▶ _WHAT THIS TASK INVOLVES_
Copy every entry word for word, but skip the pictures.

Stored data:
====
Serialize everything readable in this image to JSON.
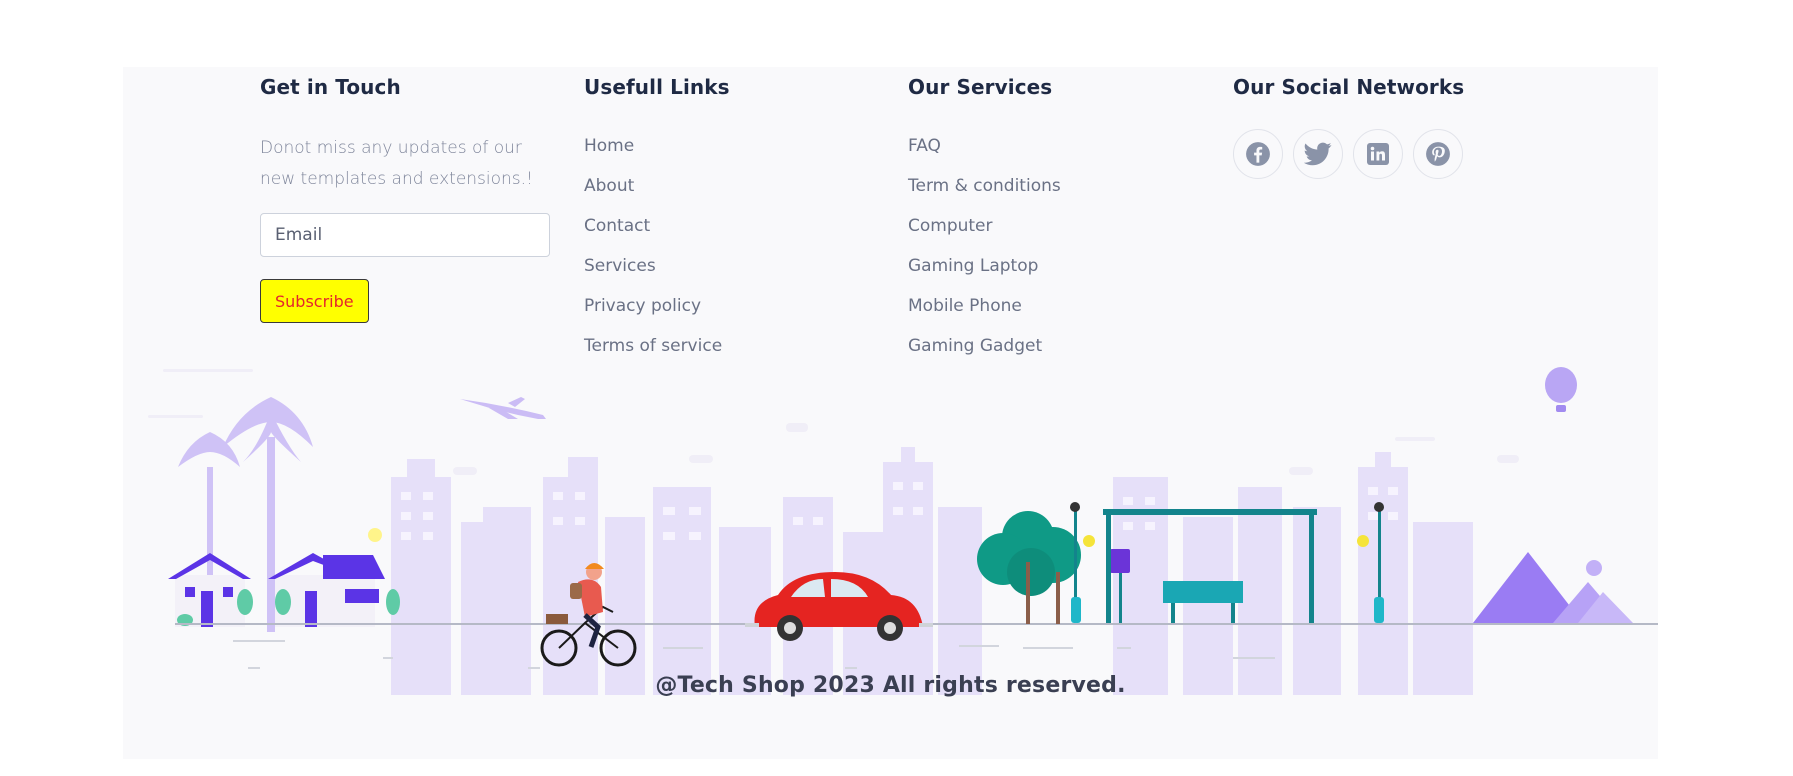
{
  "footer": {
    "contact": {
      "title": "Get in Touch",
      "text": "Donot miss any updates of our new templates and extensions.!",
      "email_placeholder": "Email",
      "subscribe_label": "Subscribe"
    },
    "useful_links": {
      "title": "Usefull Links",
      "items": [
        "Home",
        "About",
        "Contact",
        "Services",
        "Privacy policy",
        "Terms of service"
      ]
    },
    "services": {
      "title": "Our Services",
      "items": [
        "FAQ",
        "Term & conditions",
        "Computer",
        "Gaming Laptop",
        "Mobile Phone",
        "Gaming Gadget"
      ]
    },
    "social": {
      "title": "Our Social Networks",
      "items": [
        {
          "name": "facebook",
          "icon": "facebook-icon"
        },
        {
          "name": "twitter",
          "icon": "twitter-icon"
        },
        {
          "name": "linkedin",
          "icon": "linkedin-icon"
        },
        {
          "name": "pinterest",
          "icon": "pinterest-icon"
        }
      ]
    },
    "copyright": "@Tech Shop 2023 All rights reserved.",
    "colors": {
      "heading": "#1f2a44",
      "link": "#6a7185",
      "subscribe_bg": "#ffff00",
      "subscribe_text": "#e4262c",
      "icon": "#8a93a8",
      "skyline": "#e4def8"
    }
  }
}
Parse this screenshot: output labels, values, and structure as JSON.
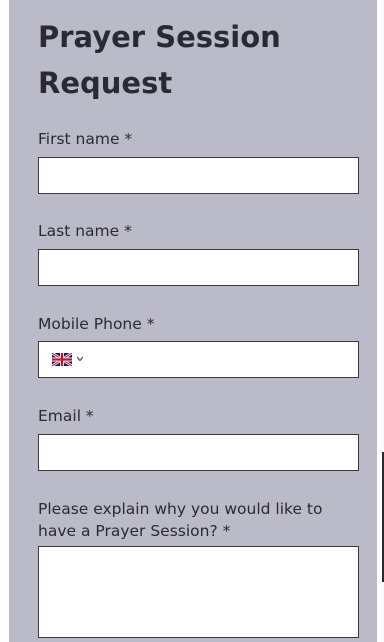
{
  "form": {
    "title": "Prayer Session Request",
    "colors": {
      "panel_background": "#bbbac9",
      "text": "#2a2a35",
      "field_border": "#3a3a44"
    },
    "fields": {
      "first_name": {
        "label": "First name *",
        "value": ""
      },
      "last_name": {
        "label": "Last name *",
        "value": ""
      },
      "mobile_phone": {
        "label": "Mobile Phone *",
        "country": "united-kingdom-flag-icon",
        "value": ""
      },
      "email": {
        "label": "Email *",
        "value": ""
      },
      "reason": {
        "label": "Please explain why you would like to have a Prayer Session? *",
        "value": ""
      }
    }
  }
}
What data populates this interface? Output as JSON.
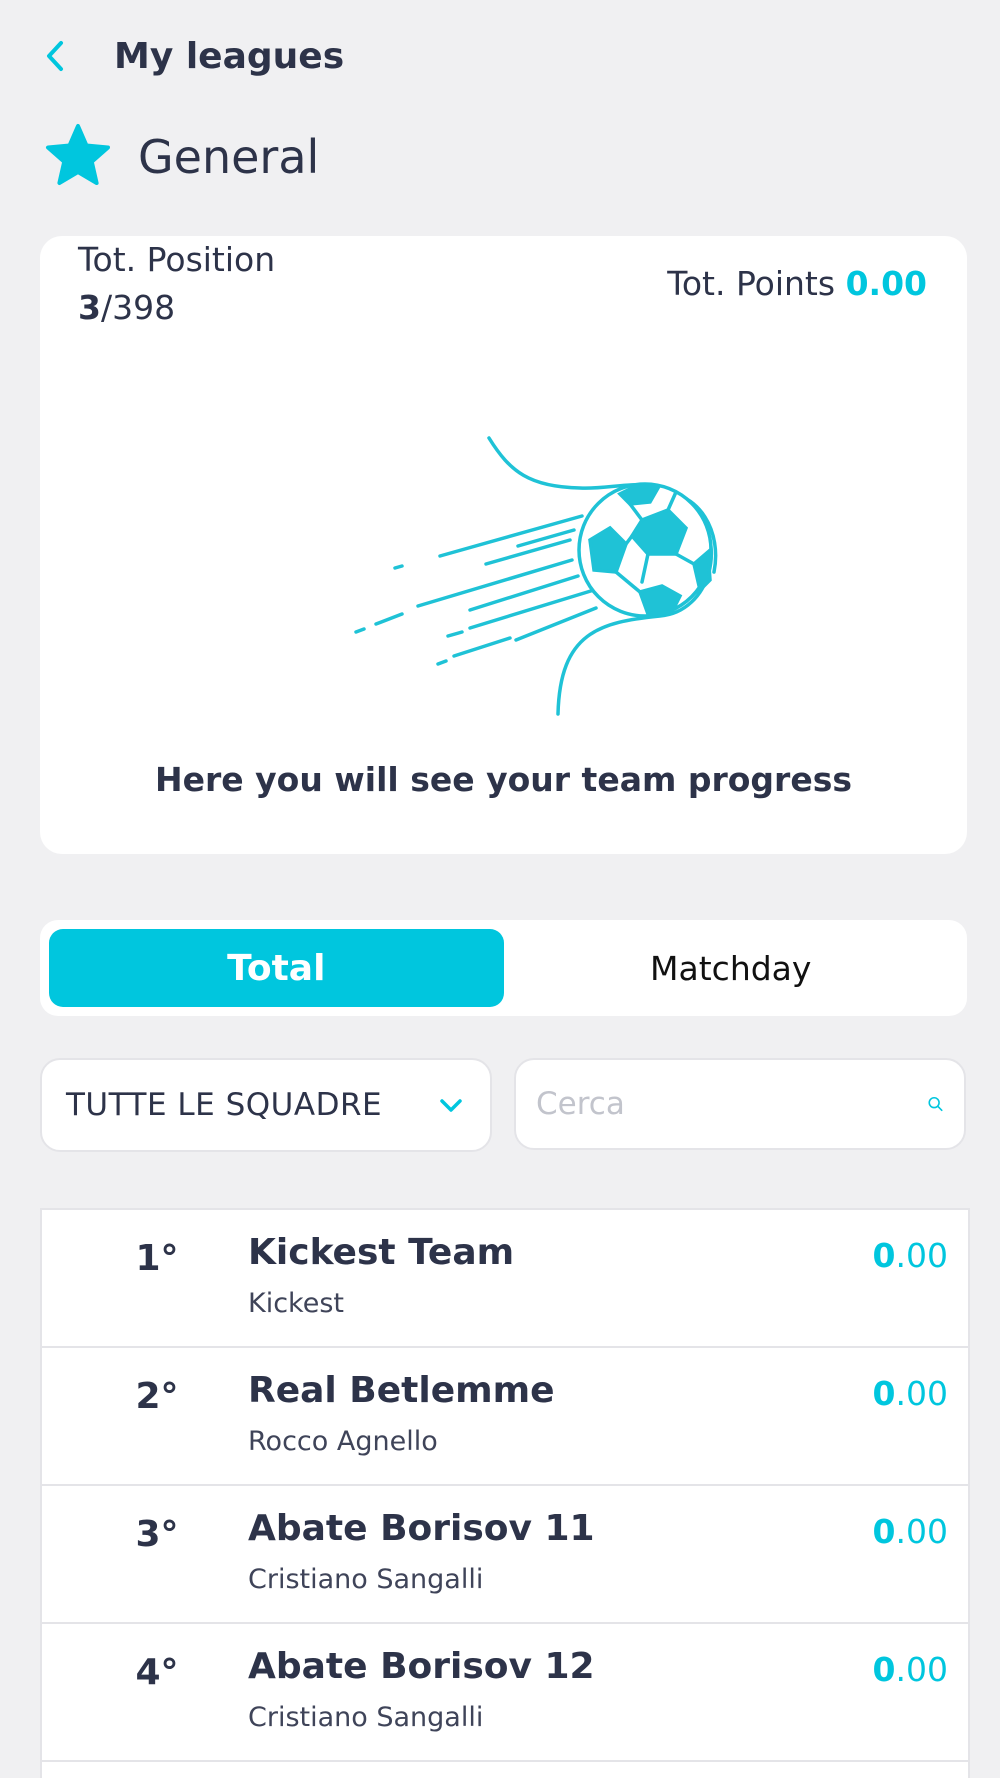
{
  "header": {
    "back_label": "My leagues"
  },
  "league": {
    "name": "General",
    "icon": "star-icon"
  },
  "summary": {
    "position_label": "Tot. Position",
    "position_rank": "3",
    "position_total": "/398",
    "points_label": "Tot. Points",
    "points_value": "0.00",
    "empty_message": "Here you will see your team progress"
  },
  "tabs": [
    {
      "label": "Total",
      "active": true
    },
    {
      "label": "Matchday",
      "active": false
    }
  ],
  "filter": {
    "selected": "TUTTE LE SQUADRE"
  },
  "search": {
    "placeholder": "Cerca",
    "value": ""
  },
  "ranking": [
    {
      "position": "1°",
      "team": "Kickest Team",
      "manager": "Kickest",
      "points_int": "0",
      "points_dec": ".00"
    },
    {
      "position": "2°",
      "team": "Real Betlemme",
      "manager": "Rocco Agnello",
      "points_int": "0",
      "points_dec": ".00"
    },
    {
      "position": "3°",
      "team": "Abate Borisov 11",
      "manager": "Cristiano Sangalli",
      "points_int": "0",
      "points_dec": ".00"
    },
    {
      "position": "4°",
      "team": "Abate Borisov 12",
      "manager": "Cristiano Sangalli",
      "points_int": "0",
      "points_dec": ".00"
    }
  ],
  "colors": {
    "accent": "#00c6de",
    "text": "#2d3349",
    "background": "#f0f0f2"
  }
}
====
▶ _PROBLEM SOLUTION_
Serialize everything readable in this image to JSON.
{
  "footer": {
    "contact": {
      "title": "Get in Touch",
      "text": "Donot miss any updates of our new templates and extensions.!",
      "email_placeholder": "Email",
      "subscribe_label": "Subscribe"
    },
    "useful_links": {
      "title": "Usefull Links",
      "items": [
        "Home",
        "About",
        "Contact",
        "Services",
        "Privacy policy",
        "Terms of service"
      ]
    },
    "services": {
      "title": "Our Services",
      "items": [
        "FAQ",
        "Term & conditions",
        "Computer",
        "Gaming Laptop",
        "Mobile Phone",
        "Gaming Gadget"
      ]
    },
    "social": {
      "title": "Our Social Networks",
      "items": [
        {
          "name": "facebook",
          "icon": "facebook-icon"
        },
        {
          "name": "twitter",
          "icon": "twitter-icon"
        },
        {
          "name": "linkedin",
          "icon": "linkedin-icon"
        },
        {
          "name": "pinterest",
          "icon": "pinterest-icon"
        }
      ]
    },
    "copyright": "@Tech Shop 2023 All rights reserved.",
    "colors": {
      "heading": "#1f2a44",
      "link": "#6a7185",
      "subscribe_bg": "#ffff00",
      "subscribe_text": "#e4262c",
      "icon": "#8a93a8",
      "skyline": "#e4def8"
    }
  }
}
Parse this screenshot: output labels, values, and structure as JSON.
{
  "form": {
    "title": "Prayer Session Request",
    "colors": {
      "panel_background": "#bbbac9",
      "text": "#2a2a35",
      "field_border": "#3a3a44"
    },
    "fields": {
      "first_name": {
        "label": "First name *",
        "value": ""
      },
      "last_name": {
        "label": "Last name *",
        "value": ""
      },
      "mobile_phone": {
        "label": "Mobile Phone *",
        "country": "united-kingdom-flag-icon",
        "value": ""
      },
      "email": {
        "label": "Email *",
        "value": ""
      },
      "reason": {
        "label": "Please explain why you would like to have a Prayer Session? *",
        "value": ""
      }
    }
  }
}
What data populates this interface? Output as JSON.
{
  "header": {
    "back_label": "My leagues"
  },
  "league": {
    "name": "General",
    "icon": "star-icon"
  },
  "summary": {
    "position_label": "Tot. Position",
    "position_rank": "3",
    "position_total": "/398",
    "points_label": "Tot. Points",
    "points_value": "0.00",
    "empty_message": "Here you will see your team progress"
  },
  "tabs": [
    {
      "label": "Total",
      "active": true
    },
    {
      "label": "Matchday",
      "active": false
    }
  ],
  "filter": {
    "selected": "TUTTE LE SQUADRE"
  },
  "search": {
    "placeholder": "Cerca",
    "value": ""
  },
  "ranking": [
    {
      "position": "1°",
      "team": "Kickest Team",
      "manager": "Kickest",
      "points_int": "0",
      "points_dec": ".00"
    },
    {
      "position": "2°",
      "team": "Real Betlemme",
      "manager": "Rocco Agnello",
      "points_int": "0",
      "points_dec": ".00"
    },
    {
      "position": "3°",
      "team": "Abate Borisov 11",
      "manager": "Cristiano Sangalli",
      "points_int": "0",
      "points_dec": ".00"
    },
    {
      "position": "4°",
      "team": "Abate Borisov 12",
      "manager": "Cristiano Sangalli",
      "points_int": "0",
      "points_dec": ".00"
    }
  ],
  "colors": {
    "accent": "#00c6de",
    "text": "#2d3349",
    "background": "#f0f0f2"
  }
}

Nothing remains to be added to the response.